WRITTEN PROBLEM
Find each line with "JSON" and copy it.

[Some records]

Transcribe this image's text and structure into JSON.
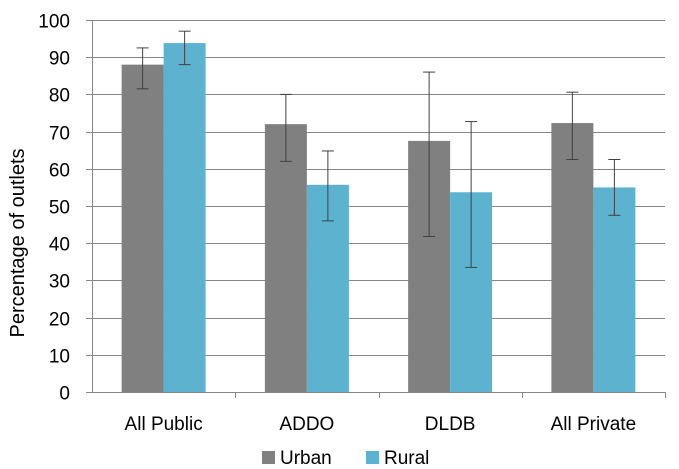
{
  "chart_data": {
    "type": "bar",
    "categories": [
      "All Public",
      "ADDO",
      "DLDB",
      "All Private"
    ],
    "series": [
      {
        "name": "Urban",
        "color": "#808080",
        "values": [
          88,
          72,
          67.5,
          72.3
        ],
        "error_low": [
          81.5,
          62,
          41.8,
          62.5
        ],
        "error_high": [
          92.5,
          80,
          86,
          80.6
        ]
      },
      {
        "name": "Rural",
        "color": "#5db3cf",
        "values": [
          93.8,
          55.7,
          53.7,
          55
        ],
        "error_low": [
          88,
          46,
          33.5,
          47.5
        ],
        "error_high": [
          97,
          64.8,
          72.7,
          62.5
        ]
      }
    ],
    "title": "",
    "xlabel": "",
    "ylabel": "Percentage of outlets",
    "ylim": [
      0,
      100
    ],
    "yticks": [
      0,
      10,
      20,
      30,
      40,
      50,
      60,
      70,
      80,
      90,
      100
    ],
    "grid": true,
    "legend_position": "bottom"
  }
}
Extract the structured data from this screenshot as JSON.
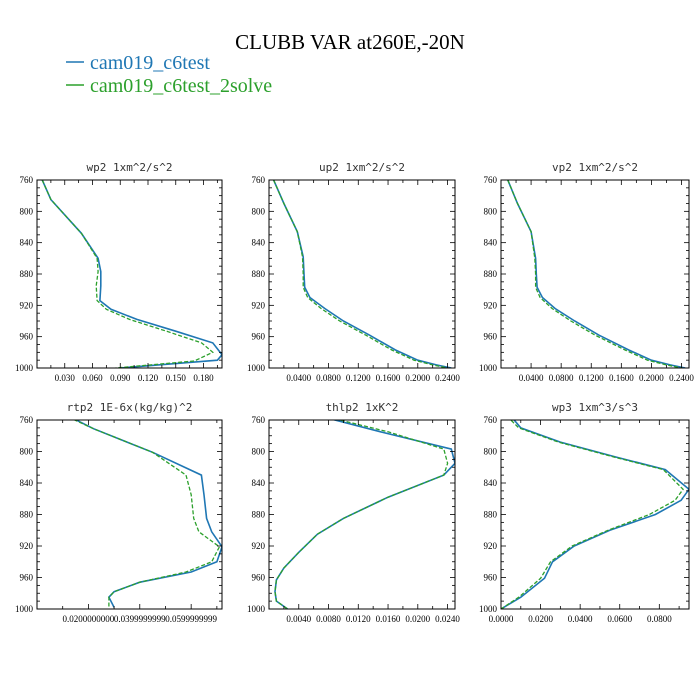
{
  "figure": {
    "title": "CLUBB VAR at260E,-20N",
    "legend": [
      {
        "label": "cam019_c6test",
        "color": "#1f77b4"
      },
      {
        "label": "cam019_c6test_2solve",
        "color": "#2ca02c"
      }
    ]
  },
  "chart_data": [
    {
      "type": "line",
      "title": "wp2  1xm^2/s^2",
      "xlim": [
        0.0,
        0.2
      ],
      "ylim": [
        760,
        1000
      ],
      "y_inverted": true,
      "xticks": [
        0.03,
        0.06,
        0.09,
        0.12,
        0.15,
        0.18
      ],
      "xtick_labels": [
        "0.030",
        "0.060",
        "0.090",
        "0.120",
        "0.150",
        "0.180"
      ],
      "yticks": [
        760,
        800,
        840,
        880,
        920,
        960,
        1000
      ],
      "series": [
        {
          "name": "cam019_c6test",
          "color": "#1f77b4",
          "dash": "solid",
          "points": [
            [
              0.003,
              753
            ],
            [
              0.015,
              785
            ],
            [
              0.048,
              828
            ],
            [
              0.066,
              860
            ],
            [
              0.069,
              877
            ],
            [
              0.069,
              895
            ],
            [
              0.068,
              914
            ],
            [
              0.08,
              925
            ],
            [
              0.108,
              938
            ],
            [
              0.15,
              953
            ],
            [
              0.19,
              968
            ],
            [
              0.2,
              983
            ],
            [
              0.195,
              990
            ],
            [
              0.09,
              1000
            ]
          ]
        },
        {
          "name": "cam019_c6test_2solve",
          "color": "#2ca02c",
          "dash": "dashed",
          "points": [
            [
              0.003,
              753
            ],
            [
              0.015,
              785
            ],
            [
              0.048,
              828
            ],
            [
              0.065,
              860
            ],
            [
              0.066,
              877
            ],
            [
              0.064,
              895
            ],
            [
              0.065,
              914
            ],
            [
              0.075,
              925
            ],
            [
              0.1,
              938
            ],
            [
              0.14,
              953
            ],
            [
              0.178,
              968
            ],
            [
              0.19,
              980
            ],
            [
              0.17,
              991
            ],
            [
              0.085,
              1000
            ]
          ]
        }
      ]
    },
    {
      "type": "line",
      "title": "up2  1xm^2/s^2",
      "xlim": [
        0.0,
        0.25
      ],
      "ylim": [
        760,
        1000
      ],
      "y_inverted": true,
      "xticks": [
        0.04,
        0.08,
        0.12,
        0.16,
        0.2,
        0.24
      ],
      "xtick_labels": [
        "0.0400",
        "0.0800",
        "0.1200",
        "0.1600",
        "0.2000",
        "0.2400"
      ],
      "yticks": [
        760,
        800,
        840,
        880,
        920,
        960,
        1000
      ],
      "series": [
        {
          "name": "cam019_c6test",
          "color": "#1f77b4",
          "dash": "solid",
          "points": [
            [
              0.003,
              753
            ],
            [
              0.02,
              790
            ],
            [
              0.038,
              826
            ],
            [
              0.046,
              858
            ],
            [
              0.047,
              880
            ],
            [
              0.048,
              897
            ],
            [
              0.055,
              910
            ],
            [
              0.075,
              924
            ],
            [
              0.1,
              940
            ],
            [
              0.135,
              958
            ],
            [
              0.17,
              977
            ],
            [
              0.2,
              990
            ],
            [
              0.225,
              996
            ],
            [
              0.245,
              1000
            ]
          ]
        },
        {
          "name": "cam019_c6test_2solve",
          "color": "#2ca02c",
          "dash": "dashed",
          "points": [
            [
              0.003,
              753
            ],
            [
              0.02,
              790
            ],
            [
              0.038,
              826
            ],
            [
              0.045,
              858
            ],
            [
              0.046,
              880
            ],
            [
              0.046,
              897
            ],
            [
              0.052,
              910
            ],
            [
              0.07,
              924
            ],
            [
              0.095,
              940
            ],
            [
              0.13,
              958
            ],
            [
              0.165,
              977
            ],
            [
              0.195,
              990
            ],
            [
              0.22,
              996
            ],
            [
              0.24,
              1000
            ]
          ]
        }
      ]
    },
    {
      "type": "line",
      "title": "vp2  1xm^2/s^2",
      "xlim": [
        0.0,
        0.25
      ],
      "ylim": [
        760,
        1000
      ],
      "y_inverted": true,
      "xticks": [
        0.04,
        0.08,
        0.12,
        0.16,
        0.2,
        0.24
      ],
      "xtick_labels": [
        "0.0400",
        "0.0800",
        "0.1200",
        "0.1600",
        "0.2000",
        "0.2400"
      ],
      "yticks": [
        760,
        800,
        840,
        880,
        920,
        960,
        1000
      ],
      "series": [
        {
          "name": "cam019_c6test",
          "color": "#1f77b4",
          "dash": "solid",
          "points": [
            [
              0.006,
              753
            ],
            [
              0.022,
              790
            ],
            [
              0.04,
              826
            ],
            [
              0.046,
              860
            ],
            [
              0.047,
              880
            ],
            [
              0.048,
              897
            ],
            [
              0.055,
              910
            ],
            [
              0.072,
              924
            ],
            [
              0.098,
              940
            ],
            [
              0.13,
              958
            ],
            [
              0.17,
              977
            ],
            [
              0.2,
              990
            ],
            [
              0.225,
              996
            ],
            [
              0.245,
              1000
            ]
          ]
        },
        {
          "name": "cam019_c6test_2solve",
          "color": "#2ca02c",
          "dash": "dashed",
          "points": [
            [
              0.006,
              753
            ],
            [
              0.022,
              790
            ],
            [
              0.04,
              826
            ],
            [
              0.045,
              860
            ],
            [
              0.046,
              880
            ],
            [
              0.046,
              897
            ],
            [
              0.052,
              910
            ],
            [
              0.068,
              924
            ],
            [
              0.093,
              940
            ],
            [
              0.125,
              958
            ],
            [
              0.165,
              977
            ],
            [
              0.195,
              990
            ],
            [
              0.22,
              996
            ],
            [
              0.24,
              1000
            ]
          ]
        }
      ]
    },
    {
      "type": "line",
      "title": "rtp2  1E-6x(kg/kg)^2",
      "xlim": [
        0.0,
        0.072
      ],
      "ylim": [
        760,
        1000
      ],
      "y_inverted": true,
      "xticks": [
        0.02,
        0.04,
        0.06
      ],
      "xtick_labels": [
        "0.0200000000",
        "0.0399999999",
        "0.0599999999"
      ],
      "yticks": [
        760,
        800,
        840,
        880,
        920,
        960,
        1000
      ],
      "series": [
        {
          "name": "cam019_c6test",
          "color": "#1f77b4",
          "dash": "solid",
          "points": [
            [
              0.011,
              753
            ],
            [
              0.022,
              771
            ],
            [
              0.045,
              801
            ],
            [
              0.064,
              830
            ],
            [
              0.065,
              855
            ],
            [
              0.066,
              885
            ],
            [
              0.068,
              902
            ],
            [
              0.072,
              921
            ],
            [
              0.07,
              940
            ],
            [
              0.06,
              953
            ],
            [
              0.04,
              966
            ],
            [
              0.03,
              978
            ],
            [
              0.028,
              985
            ],
            [
              0.03,
              998
            ]
          ]
        },
        {
          "name": "cam019_c6test_2solve",
          "color": "#2ca02c",
          "dash": "dashed",
          "points": [
            [
              0.01,
              753
            ],
            [
              0.022,
              771
            ],
            [
              0.045,
              801
            ],
            [
              0.058,
              830
            ],
            [
              0.06,
              855
            ],
            [
              0.061,
              885
            ],
            [
              0.063,
              902
            ],
            [
              0.071,
              921
            ],
            [
              0.068,
              940
            ],
            [
              0.058,
              953
            ],
            [
              0.04,
              966
            ],
            [
              0.03,
              978
            ],
            [
              0.028,
              985
            ],
            [
              0.028,
              998
            ]
          ]
        }
      ]
    },
    {
      "type": "line",
      "title": "thlp2  1xK^2",
      "xlim": [
        0.0,
        0.025
      ],
      "ylim": [
        760,
        1000
      ],
      "y_inverted": true,
      "xticks": [
        0.004,
        0.008,
        0.012,
        0.016,
        0.02,
        0.024
      ],
      "xtick_labels": [
        "0.0040",
        "0.0080",
        "0.0120",
        "0.0160",
        "0.0200",
        "0.0240"
      ],
      "yticks": [
        760,
        800,
        840,
        880,
        920,
        960,
        1000
      ],
      "series": [
        {
          "name": "cam019_c6test",
          "color": "#1f77b4",
          "dash": "solid",
          "points": [
            [
              0.006,
              753
            ],
            [
              0.015,
              775
            ],
            [
              0.0245,
              797
            ],
            [
              0.025,
              815
            ],
            [
              0.0235,
              830
            ],
            [
              0.016,
              858
            ],
            [
              0.01,
              885
            ],
            [
              0.0065,
              905
            ],
            [
              0.004,
              928
            ],
            [
              0.002,
              948
            ],
            [
              0.001,
              963
            ],
            [
              0.0008,
              978
            ],
            [
              0.001,
              990
            ],
            [
              0.0025,
              1000
            ]
          ]
        },
        {
          "name": "cam019_c6test_2solve",
          "color": "#2ca02c",
          "dash": "dashed",
          "points": [
            [
              0.0065,
              753
            ],
            [
              0.016,
              775
            ],
            [
              0.0235,
              797
            ],
            [
              0.024,
              815
            ],
            [
              0.0235,
              830
            ],
            [
              0.016,
              858
            ],
            [
              0.01,
              885
            ],
            [
              0.0065,
              905
            ],
            [
              0.004,
              928
            ],
            [
              0.002,
              948
            ],
            [
              0.001,
              963
            ],
            [
              0.0008,
              978
            ],
            [
              0.001,
              990
            ],
            [
              0.0025,
              1000
            ]
          ]
        }
      ]
    },
    {
      "type": "line",
      "title": "wp3  1xm^3/s^3",
      "xlim": [
        0.0,
        0.095
      ],
      "ylim": [
        760,
        1000
      ],
      "y_inverted": true,
      "xticks": [
        0.0,
        0.02,
        0.04,
        0.06,
        0.08
      ],
      "xtick_labels": [
        "0.0000",
        "0.0200",
        "0.0400",
        "0.0600",
        "0.0800"
      ],
      "yticks": [
        760,
        800,
        840,
        880,
        920,
        960,
        1000
      ],
      "series": [
        {
          "name": "cam019_c6test",
          "color": "#1f77b4",
          "dash": "solid",
          "points": [
            [
              0.005,
              755
            ],
            [
              0.01,
              770
            ],
            [
              0.03,
              788
            ],
            [
              0.058,
              807
            ],
            [
              0.083,
              823
            ],
            [
              0.095,
              848
            ],
            [
              0.091,
              862
            ],
            [
              0.078,
              880
            ],
            [
              0.055,
              900
            ],
            [
              0.037,
              920
            ],
            [
              0.026,
              940
            ],
            [
              0.022,
              961
            ],
            [
              0.01,
              985
            ],
            [
              0.0,
              1000
            ]
          ]
        },
        {
          "name": "cam019_c6test_2solve",
          "color": "#2ca02c",
          "dash": "dashed",
          "points": [
            [
              0.003,
              755
            ],
            [
              0.009,
              770
            ],
            [
              0.029,
              788
            ],
            [
              0.057,
              807
            ],
            [
              0.082,
              823
            ],
            [
              0.092,
              848
            ],
            [
              0.088,
              862
            ],
            [
              0.075,
              880
            ],
            [
              0.054,
              900
            ],
            [
              0.036,
              920
            ],
            [
              0.025,
              940
            ],
            [
              0.02,
              961
            ],
            [
              0.009,
              985
            ],
            [
              0.0,
              1000
            ]
          ]
        }
      ]
    }
  ]
}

FINISHED TASK
Transcribe this image's text and structure into JSON.
Extract the structured data from this screenshot as JSON.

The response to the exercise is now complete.